TASK TO CARRY OUT: Pull out every line below containing the word "протоптали".

DATASET RECORDS:
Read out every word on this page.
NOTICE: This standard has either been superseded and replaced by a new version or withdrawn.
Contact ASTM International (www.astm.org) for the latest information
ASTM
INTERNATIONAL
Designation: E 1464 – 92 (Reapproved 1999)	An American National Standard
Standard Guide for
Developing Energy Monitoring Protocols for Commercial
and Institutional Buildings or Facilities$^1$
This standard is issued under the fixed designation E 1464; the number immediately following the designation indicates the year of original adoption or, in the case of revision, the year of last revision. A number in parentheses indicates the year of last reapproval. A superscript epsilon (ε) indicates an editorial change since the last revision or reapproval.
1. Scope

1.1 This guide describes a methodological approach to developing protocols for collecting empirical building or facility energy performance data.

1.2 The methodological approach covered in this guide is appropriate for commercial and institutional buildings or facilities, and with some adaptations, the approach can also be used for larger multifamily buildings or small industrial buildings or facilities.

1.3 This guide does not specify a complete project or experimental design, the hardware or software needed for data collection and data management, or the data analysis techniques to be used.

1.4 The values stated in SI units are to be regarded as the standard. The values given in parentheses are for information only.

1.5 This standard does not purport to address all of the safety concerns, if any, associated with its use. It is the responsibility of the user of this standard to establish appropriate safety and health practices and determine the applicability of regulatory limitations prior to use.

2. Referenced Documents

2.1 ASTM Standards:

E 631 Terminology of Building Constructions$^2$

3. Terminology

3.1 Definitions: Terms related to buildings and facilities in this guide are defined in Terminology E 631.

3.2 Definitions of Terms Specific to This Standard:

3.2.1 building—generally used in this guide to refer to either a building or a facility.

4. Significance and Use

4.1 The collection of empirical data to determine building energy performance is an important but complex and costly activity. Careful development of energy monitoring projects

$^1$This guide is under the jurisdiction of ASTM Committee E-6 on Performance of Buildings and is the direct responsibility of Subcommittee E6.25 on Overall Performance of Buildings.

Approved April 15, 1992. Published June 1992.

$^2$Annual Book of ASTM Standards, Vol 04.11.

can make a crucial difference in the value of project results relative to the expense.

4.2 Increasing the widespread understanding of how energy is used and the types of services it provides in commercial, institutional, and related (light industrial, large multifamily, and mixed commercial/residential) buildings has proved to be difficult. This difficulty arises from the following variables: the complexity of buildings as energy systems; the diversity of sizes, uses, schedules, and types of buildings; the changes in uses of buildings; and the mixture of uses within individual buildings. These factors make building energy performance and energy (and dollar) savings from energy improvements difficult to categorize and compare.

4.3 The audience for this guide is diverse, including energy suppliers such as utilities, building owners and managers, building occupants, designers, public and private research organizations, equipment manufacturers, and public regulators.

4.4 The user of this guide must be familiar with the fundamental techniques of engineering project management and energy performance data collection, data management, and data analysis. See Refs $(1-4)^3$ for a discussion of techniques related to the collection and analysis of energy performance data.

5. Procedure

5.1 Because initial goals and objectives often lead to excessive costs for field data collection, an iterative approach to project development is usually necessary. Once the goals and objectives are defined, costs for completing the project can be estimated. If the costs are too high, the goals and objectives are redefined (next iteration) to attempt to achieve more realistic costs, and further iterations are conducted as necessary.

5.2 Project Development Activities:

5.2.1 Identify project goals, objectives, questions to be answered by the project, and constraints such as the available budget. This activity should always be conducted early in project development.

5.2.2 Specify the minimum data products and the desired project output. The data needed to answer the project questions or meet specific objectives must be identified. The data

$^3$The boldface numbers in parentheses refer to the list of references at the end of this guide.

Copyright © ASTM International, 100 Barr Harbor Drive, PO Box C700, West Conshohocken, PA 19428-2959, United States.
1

--

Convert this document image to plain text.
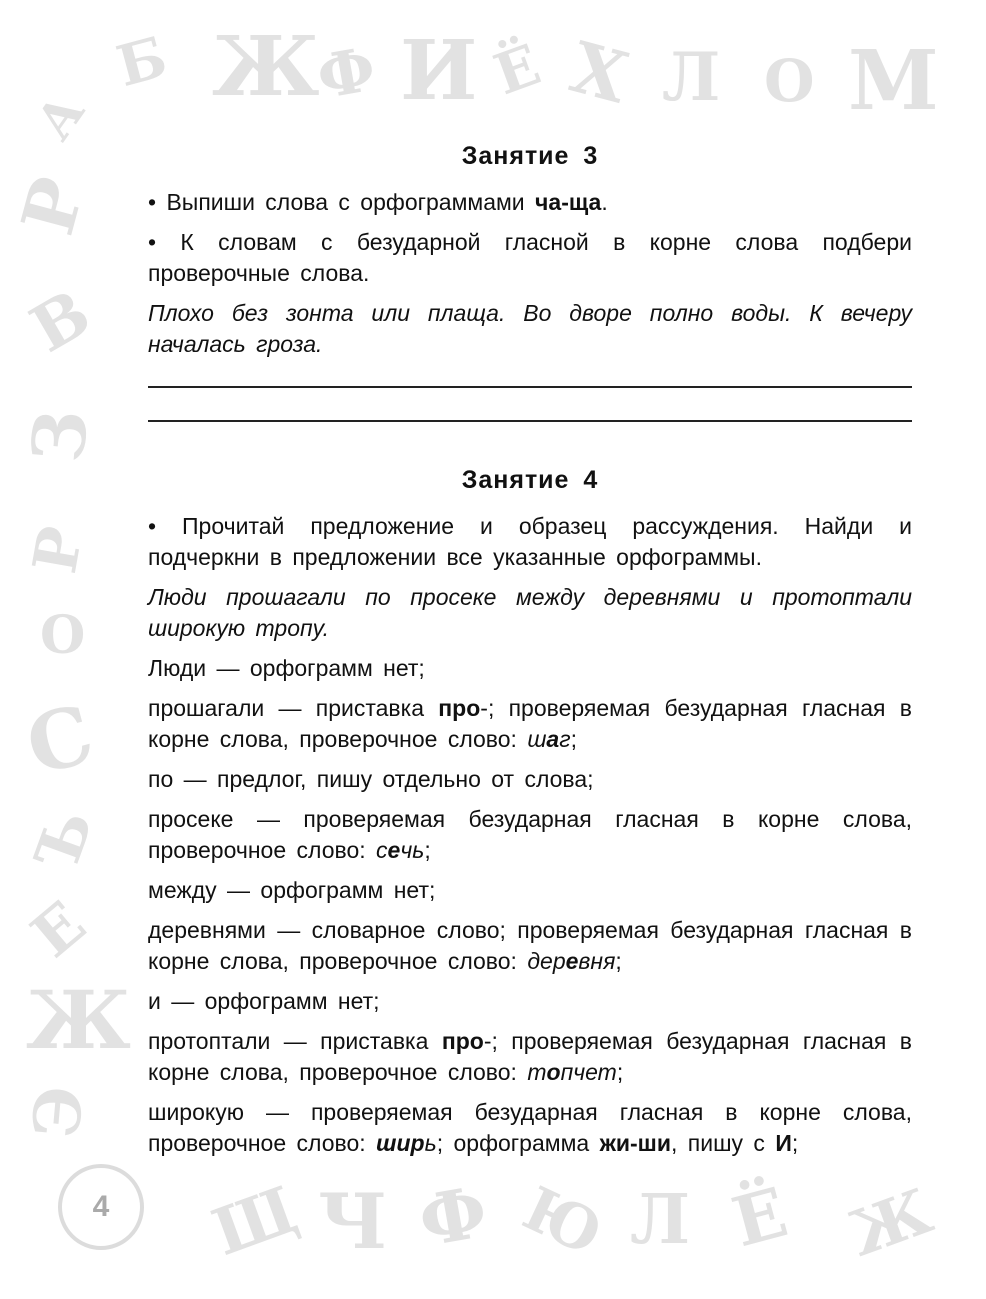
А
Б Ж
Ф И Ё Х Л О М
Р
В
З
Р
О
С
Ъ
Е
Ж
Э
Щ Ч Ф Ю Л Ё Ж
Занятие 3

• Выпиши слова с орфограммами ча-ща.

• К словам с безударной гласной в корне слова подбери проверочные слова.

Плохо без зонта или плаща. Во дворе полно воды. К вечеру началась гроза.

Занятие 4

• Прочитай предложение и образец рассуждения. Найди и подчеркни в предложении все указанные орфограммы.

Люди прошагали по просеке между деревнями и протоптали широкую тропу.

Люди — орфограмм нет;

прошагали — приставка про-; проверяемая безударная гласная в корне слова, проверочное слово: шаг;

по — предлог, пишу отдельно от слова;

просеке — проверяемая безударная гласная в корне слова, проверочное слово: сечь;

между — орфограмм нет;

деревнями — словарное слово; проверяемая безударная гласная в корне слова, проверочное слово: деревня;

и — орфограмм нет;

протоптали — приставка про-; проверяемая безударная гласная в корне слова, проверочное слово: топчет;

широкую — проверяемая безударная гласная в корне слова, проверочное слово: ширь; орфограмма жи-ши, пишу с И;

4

TASK ANSWER:
Люди прошагали по просеке между деревнями и протоптали широкую тропу.
протоптали — приставка про-; проверяемая безударная гласная в корне слова, проверочное слово: топчет;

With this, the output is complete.